What you have to do: Search the records that follow and extract every line containing the string "source".

----- Entries shown

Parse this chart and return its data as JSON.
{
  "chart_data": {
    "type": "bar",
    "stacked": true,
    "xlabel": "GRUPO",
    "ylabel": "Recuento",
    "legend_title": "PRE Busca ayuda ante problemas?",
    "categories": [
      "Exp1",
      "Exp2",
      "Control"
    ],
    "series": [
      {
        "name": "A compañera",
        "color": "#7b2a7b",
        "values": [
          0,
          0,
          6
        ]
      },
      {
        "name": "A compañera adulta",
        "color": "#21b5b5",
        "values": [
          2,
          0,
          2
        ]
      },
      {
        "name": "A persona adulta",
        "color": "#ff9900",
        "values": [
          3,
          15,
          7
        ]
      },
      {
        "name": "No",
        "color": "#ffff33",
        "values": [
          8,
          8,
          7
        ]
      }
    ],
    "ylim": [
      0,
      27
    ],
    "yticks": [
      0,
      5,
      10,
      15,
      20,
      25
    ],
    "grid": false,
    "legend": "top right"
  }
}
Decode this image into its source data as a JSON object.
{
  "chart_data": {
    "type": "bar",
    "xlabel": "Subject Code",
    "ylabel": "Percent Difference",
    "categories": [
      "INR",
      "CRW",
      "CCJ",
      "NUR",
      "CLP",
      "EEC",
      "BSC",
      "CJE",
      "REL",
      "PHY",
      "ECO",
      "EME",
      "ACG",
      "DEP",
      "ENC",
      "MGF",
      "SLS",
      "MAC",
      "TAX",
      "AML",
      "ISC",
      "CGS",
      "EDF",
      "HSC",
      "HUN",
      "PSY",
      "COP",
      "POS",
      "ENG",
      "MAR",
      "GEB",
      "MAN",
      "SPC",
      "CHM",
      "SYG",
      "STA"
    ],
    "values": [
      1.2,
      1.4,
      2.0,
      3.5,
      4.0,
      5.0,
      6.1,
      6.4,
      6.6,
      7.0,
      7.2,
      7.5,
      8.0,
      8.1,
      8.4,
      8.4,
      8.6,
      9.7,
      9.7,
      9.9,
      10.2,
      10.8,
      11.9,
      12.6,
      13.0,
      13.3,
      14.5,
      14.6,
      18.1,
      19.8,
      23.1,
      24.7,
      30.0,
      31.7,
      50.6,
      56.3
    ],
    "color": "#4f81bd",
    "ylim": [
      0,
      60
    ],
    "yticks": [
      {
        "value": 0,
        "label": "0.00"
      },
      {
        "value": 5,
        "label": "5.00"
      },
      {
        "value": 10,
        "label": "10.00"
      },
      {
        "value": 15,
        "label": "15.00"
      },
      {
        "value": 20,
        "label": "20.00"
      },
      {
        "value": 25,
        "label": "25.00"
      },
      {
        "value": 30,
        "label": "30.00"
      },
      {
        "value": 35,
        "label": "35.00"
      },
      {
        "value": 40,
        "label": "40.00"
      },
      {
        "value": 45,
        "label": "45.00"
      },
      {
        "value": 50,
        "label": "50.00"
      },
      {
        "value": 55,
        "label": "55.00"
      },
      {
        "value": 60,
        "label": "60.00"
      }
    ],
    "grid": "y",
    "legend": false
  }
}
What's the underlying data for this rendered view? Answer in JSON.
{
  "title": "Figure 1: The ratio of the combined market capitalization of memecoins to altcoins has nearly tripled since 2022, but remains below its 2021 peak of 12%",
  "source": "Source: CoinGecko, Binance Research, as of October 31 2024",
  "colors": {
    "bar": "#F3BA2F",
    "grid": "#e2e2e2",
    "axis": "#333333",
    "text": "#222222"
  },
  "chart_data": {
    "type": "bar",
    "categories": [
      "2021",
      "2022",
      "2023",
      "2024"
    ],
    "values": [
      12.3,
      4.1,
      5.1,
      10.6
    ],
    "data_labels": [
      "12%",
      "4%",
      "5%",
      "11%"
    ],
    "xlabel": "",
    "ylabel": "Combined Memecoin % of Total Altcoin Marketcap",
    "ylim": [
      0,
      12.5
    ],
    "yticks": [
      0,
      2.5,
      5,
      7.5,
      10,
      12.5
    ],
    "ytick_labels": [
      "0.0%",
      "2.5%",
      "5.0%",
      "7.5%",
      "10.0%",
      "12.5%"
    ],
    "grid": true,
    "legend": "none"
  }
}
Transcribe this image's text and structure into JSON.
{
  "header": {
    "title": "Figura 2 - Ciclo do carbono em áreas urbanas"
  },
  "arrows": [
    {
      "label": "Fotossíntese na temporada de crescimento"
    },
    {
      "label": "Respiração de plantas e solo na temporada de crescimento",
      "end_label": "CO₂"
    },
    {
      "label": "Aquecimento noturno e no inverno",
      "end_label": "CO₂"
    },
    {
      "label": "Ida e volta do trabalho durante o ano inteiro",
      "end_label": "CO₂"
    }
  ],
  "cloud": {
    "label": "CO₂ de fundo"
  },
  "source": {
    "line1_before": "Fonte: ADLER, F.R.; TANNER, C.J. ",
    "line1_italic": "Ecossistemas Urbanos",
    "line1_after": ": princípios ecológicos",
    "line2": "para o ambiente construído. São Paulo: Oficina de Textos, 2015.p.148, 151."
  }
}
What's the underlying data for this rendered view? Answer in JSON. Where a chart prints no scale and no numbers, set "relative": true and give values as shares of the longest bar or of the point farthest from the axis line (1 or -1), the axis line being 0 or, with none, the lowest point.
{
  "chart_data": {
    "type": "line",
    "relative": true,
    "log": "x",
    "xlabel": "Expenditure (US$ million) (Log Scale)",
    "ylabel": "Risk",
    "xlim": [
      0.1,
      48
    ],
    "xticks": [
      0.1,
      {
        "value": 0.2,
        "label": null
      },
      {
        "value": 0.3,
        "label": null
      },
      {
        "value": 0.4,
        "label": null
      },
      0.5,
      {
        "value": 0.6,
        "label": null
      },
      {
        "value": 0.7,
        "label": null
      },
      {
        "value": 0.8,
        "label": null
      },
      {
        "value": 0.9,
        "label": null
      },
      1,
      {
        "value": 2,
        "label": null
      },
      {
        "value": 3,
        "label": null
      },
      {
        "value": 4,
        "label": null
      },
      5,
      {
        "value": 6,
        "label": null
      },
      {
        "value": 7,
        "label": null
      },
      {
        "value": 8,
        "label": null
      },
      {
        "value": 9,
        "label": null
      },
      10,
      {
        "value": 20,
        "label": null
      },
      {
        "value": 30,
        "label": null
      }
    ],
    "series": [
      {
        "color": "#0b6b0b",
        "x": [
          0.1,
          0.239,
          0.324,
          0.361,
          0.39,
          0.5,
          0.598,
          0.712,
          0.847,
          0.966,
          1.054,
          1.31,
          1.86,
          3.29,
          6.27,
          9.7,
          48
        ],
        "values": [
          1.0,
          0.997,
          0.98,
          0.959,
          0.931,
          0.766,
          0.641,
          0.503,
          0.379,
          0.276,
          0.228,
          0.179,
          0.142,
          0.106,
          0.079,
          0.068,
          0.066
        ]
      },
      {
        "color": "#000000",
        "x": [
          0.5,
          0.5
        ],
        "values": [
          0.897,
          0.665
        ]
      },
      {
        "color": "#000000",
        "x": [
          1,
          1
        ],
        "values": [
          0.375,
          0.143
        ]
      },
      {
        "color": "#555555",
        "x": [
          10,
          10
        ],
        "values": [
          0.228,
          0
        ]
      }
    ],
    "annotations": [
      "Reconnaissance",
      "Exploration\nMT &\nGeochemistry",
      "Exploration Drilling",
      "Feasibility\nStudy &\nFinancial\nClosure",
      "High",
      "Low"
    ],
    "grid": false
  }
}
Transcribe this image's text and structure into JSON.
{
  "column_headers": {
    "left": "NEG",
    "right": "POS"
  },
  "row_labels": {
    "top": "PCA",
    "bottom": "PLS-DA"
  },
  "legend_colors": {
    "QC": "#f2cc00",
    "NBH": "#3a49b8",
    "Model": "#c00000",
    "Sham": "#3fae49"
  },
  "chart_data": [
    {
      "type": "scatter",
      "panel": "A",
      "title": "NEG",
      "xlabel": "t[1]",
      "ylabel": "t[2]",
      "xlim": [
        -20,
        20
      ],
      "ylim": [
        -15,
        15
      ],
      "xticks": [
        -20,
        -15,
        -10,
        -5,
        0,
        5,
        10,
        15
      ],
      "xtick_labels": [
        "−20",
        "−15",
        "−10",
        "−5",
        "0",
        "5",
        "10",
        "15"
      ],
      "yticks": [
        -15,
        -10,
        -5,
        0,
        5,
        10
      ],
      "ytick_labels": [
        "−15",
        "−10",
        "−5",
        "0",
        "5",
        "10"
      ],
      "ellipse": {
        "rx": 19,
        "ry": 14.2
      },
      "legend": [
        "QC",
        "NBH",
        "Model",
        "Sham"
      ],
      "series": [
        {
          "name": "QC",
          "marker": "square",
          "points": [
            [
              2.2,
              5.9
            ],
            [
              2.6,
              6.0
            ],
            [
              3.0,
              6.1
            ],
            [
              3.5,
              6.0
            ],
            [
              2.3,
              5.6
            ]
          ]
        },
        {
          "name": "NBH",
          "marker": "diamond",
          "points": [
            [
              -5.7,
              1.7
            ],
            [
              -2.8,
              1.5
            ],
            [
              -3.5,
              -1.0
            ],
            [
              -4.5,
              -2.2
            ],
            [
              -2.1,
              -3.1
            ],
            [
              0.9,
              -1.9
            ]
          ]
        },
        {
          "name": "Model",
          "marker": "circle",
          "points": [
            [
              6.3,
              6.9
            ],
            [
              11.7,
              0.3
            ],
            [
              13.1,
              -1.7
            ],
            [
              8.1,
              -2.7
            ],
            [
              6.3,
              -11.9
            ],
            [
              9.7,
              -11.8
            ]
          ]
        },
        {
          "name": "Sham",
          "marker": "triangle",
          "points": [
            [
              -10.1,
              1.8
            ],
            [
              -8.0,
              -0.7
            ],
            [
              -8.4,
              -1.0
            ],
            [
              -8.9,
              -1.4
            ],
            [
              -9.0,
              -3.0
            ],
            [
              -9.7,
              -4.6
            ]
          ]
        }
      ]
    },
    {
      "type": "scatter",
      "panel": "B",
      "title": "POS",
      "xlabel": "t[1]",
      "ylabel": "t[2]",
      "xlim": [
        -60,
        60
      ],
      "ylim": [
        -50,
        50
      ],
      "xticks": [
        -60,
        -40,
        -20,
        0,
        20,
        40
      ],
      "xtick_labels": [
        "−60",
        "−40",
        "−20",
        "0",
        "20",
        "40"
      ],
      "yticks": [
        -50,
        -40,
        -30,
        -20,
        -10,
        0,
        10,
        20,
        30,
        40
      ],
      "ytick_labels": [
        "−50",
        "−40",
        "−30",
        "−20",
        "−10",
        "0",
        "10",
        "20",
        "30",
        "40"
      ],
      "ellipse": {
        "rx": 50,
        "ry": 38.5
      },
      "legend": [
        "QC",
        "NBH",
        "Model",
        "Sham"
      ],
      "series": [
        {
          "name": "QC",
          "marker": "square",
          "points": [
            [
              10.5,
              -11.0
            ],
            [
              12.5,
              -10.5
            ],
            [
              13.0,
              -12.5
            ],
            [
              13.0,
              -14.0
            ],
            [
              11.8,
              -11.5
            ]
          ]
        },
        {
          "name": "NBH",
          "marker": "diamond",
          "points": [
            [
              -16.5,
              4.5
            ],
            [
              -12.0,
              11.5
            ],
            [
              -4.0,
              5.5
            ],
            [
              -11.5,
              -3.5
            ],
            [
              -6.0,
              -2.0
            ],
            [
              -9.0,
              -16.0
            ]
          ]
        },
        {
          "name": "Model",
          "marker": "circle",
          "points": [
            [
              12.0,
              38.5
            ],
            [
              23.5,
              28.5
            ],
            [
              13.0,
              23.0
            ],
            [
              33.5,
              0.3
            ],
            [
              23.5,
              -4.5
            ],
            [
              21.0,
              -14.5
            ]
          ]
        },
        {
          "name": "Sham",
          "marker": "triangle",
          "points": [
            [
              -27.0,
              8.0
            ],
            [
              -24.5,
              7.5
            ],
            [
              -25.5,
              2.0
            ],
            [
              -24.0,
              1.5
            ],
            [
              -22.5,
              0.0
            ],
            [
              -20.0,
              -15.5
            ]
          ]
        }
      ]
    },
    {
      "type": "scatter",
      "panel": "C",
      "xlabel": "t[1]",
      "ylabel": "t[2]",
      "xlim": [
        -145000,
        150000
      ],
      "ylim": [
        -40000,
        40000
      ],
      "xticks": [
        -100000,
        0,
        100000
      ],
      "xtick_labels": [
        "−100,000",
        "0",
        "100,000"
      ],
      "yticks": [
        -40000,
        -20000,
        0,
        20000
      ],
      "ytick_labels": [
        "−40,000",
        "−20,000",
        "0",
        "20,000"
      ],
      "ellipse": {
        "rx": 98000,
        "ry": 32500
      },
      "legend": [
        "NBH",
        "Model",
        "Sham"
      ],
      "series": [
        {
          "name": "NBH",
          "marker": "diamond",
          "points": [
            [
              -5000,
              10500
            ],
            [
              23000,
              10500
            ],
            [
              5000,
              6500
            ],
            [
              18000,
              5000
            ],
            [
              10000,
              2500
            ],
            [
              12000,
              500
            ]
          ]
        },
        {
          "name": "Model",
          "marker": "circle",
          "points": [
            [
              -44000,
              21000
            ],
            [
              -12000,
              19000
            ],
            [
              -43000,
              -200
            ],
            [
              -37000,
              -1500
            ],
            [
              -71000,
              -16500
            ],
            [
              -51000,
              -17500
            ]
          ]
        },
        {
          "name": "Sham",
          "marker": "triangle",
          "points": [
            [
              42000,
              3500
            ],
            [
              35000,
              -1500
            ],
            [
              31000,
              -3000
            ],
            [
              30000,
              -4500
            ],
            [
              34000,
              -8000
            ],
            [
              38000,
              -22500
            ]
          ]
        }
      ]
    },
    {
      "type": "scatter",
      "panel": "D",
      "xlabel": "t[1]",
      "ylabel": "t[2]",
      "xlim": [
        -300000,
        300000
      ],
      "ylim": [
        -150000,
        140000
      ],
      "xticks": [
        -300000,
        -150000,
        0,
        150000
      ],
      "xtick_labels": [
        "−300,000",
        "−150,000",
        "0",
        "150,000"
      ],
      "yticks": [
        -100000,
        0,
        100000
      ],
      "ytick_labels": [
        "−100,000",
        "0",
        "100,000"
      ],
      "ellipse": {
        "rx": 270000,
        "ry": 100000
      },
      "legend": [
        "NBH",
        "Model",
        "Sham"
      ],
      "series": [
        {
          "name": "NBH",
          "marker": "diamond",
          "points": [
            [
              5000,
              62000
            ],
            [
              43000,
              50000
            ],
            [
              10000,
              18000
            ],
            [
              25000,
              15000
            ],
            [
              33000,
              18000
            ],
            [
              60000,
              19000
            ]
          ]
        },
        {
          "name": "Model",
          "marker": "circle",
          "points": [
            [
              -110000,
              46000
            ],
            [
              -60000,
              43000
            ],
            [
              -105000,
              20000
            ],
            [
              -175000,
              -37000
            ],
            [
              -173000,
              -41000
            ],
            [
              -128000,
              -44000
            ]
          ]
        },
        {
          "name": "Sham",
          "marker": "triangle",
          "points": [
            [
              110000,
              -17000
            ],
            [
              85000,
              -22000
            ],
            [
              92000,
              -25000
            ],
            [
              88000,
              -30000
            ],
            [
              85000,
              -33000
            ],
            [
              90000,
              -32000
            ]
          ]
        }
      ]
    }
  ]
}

----------

Response to the exercise:
Decode this image into its source data as a JSON object.
  "source": "Source: CoinGecko, Binance Research, as of October 31 2024",
  "source": {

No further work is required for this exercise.